**TEXTE PROPOSÉ**
###

Chaque jour, à Rennes, les abords du chantier de la dalle Vilaine voient un groupe de retraités observer avec attention les travaux en cours. Mac Lesgy, un des fervents admirateurs, a 72 ans et s'illustre parmi les "umarells", ce terme italien désignant des passionnés de chantiers. "C’est fascinant de voir ces machines à l’œuvre. On s’émerveille devant la puissance du matériel utilisé", raconte-t-il, smartphone en main pour immortaliser ces instants.
La renommée des umarells s'étend bien au-delà de la seule ville de Rennes. Initiée par l’auteur italien Danilo Masotti, cette tendance a pris de l’ampleur dans différentes régions de France. La présence des retraités sur les chantiers témoigne d’un besoin de connexion avec une époque révolue, où l’ingénierie et l’architecture scintillaient d’enthousiasme.

###

**Extraits de données**
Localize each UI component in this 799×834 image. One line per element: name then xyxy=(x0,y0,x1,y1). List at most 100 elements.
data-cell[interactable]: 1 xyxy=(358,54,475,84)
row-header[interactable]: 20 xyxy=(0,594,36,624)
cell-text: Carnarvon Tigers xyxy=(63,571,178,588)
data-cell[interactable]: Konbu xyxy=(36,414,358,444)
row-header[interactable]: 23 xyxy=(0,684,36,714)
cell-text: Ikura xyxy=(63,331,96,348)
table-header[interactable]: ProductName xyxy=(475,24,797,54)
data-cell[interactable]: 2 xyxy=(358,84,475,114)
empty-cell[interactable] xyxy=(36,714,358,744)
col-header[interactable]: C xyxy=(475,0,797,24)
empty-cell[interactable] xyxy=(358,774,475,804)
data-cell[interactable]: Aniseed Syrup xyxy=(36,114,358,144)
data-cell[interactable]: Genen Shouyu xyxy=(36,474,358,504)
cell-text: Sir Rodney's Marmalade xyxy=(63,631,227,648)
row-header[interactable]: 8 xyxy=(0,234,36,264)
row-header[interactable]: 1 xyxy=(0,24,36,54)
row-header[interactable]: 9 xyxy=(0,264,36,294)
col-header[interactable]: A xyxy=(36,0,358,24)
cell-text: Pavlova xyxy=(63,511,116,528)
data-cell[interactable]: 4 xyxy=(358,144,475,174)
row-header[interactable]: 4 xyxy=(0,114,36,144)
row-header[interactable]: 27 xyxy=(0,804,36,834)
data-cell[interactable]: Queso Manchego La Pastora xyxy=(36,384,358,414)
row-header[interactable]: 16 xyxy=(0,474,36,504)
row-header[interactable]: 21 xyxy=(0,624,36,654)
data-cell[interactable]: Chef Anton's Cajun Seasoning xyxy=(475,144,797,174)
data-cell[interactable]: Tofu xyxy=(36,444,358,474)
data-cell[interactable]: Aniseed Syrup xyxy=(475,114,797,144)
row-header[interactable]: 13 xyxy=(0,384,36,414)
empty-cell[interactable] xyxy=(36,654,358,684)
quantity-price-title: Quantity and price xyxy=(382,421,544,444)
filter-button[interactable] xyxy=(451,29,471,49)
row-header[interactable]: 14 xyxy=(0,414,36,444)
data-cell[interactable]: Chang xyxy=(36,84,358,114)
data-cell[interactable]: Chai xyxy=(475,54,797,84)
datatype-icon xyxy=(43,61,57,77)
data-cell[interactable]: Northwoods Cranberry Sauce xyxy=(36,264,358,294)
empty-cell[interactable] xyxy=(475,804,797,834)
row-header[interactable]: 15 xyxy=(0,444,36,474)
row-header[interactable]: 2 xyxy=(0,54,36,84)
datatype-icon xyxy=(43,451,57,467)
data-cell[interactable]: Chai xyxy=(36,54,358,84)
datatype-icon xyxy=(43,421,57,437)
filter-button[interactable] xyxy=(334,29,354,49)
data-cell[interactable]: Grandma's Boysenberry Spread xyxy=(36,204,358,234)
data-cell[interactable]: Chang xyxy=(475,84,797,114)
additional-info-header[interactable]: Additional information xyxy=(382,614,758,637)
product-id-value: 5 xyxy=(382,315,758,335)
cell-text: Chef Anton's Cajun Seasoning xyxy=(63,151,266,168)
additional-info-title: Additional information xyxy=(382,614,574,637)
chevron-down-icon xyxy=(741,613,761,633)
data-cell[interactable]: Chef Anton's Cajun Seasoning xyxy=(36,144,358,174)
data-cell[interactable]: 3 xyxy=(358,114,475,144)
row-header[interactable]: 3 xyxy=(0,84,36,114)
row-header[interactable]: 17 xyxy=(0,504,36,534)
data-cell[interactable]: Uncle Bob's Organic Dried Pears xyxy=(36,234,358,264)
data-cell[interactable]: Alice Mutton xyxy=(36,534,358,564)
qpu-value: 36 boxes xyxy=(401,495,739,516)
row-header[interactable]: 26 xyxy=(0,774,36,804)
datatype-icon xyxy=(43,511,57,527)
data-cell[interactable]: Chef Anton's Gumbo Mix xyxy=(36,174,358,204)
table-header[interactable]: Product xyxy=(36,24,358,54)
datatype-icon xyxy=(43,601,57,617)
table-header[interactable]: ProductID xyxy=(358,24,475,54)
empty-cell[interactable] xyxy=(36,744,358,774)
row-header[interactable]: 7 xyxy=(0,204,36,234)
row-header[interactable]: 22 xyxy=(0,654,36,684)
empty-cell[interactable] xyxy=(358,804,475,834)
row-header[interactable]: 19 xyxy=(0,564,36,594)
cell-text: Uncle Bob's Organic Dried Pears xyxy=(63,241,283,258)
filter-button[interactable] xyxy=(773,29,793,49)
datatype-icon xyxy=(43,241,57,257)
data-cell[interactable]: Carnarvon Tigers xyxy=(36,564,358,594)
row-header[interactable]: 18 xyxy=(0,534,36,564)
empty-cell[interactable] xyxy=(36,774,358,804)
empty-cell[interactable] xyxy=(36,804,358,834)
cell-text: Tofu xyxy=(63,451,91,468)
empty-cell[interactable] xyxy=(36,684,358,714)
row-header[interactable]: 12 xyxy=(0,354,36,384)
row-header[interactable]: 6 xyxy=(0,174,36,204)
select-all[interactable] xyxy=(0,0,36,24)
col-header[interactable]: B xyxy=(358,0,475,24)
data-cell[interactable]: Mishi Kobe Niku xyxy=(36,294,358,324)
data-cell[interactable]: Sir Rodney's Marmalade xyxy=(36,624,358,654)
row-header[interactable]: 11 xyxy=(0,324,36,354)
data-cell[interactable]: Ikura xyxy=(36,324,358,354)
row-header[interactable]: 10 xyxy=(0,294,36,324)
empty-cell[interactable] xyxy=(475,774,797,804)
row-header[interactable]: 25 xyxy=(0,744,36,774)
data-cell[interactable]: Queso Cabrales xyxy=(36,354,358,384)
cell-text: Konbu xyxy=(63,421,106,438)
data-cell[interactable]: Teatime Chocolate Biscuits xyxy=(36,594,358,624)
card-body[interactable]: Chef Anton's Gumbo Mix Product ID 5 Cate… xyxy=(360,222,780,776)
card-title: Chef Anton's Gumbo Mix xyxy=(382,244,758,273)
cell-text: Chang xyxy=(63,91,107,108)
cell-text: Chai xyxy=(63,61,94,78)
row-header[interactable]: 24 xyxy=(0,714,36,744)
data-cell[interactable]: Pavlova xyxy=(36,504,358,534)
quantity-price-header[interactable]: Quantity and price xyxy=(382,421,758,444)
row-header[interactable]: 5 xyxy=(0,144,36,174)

###

**CONSIGNES**
- a) Selon le texte sur les umarells, quel âge a Mac Lesgy ?
- b) Recopiez le passage du texte sur les umarells compris entre "Chaque jour, à" et "l’architecture scintillaient d’enthousiasme.", ces mots inclus.
Appuyez-vous uniquement sur le texte sur les umarells.

**CORRIGÉ**
- a) Il a 72 ans.

- b)
Chaque jour, à Rennes, les abords du chantier de la dalle Vilaine voient un groupe de retraités observer avec attention les travaux en cours. Mac Lesgy, un des fervents admirateurs, a 72 ans et s'illustre parmi les "umarells", ce terme italien désignant des passionnés de chantiers. "C’est fascinant de voir ces machines à l’œuvre. On s’émerveille devant la puissance du matériel utilisé", raconte-t-il, smartphone en main pour immortaliser ces instants.
La renommée des umarells s'étend bien au-delà de la seule ville de Rennes. Initiée par l’auteur italien Danilo Masotti, cette tendance a pris de l’ampleur dans différentes régions de France. La présence des retraités sur les chantiers témoigne d’un besoin de connexion avec une époque révolue, où l’ingénierie et l’architecture scintillaient d’enthousiasme.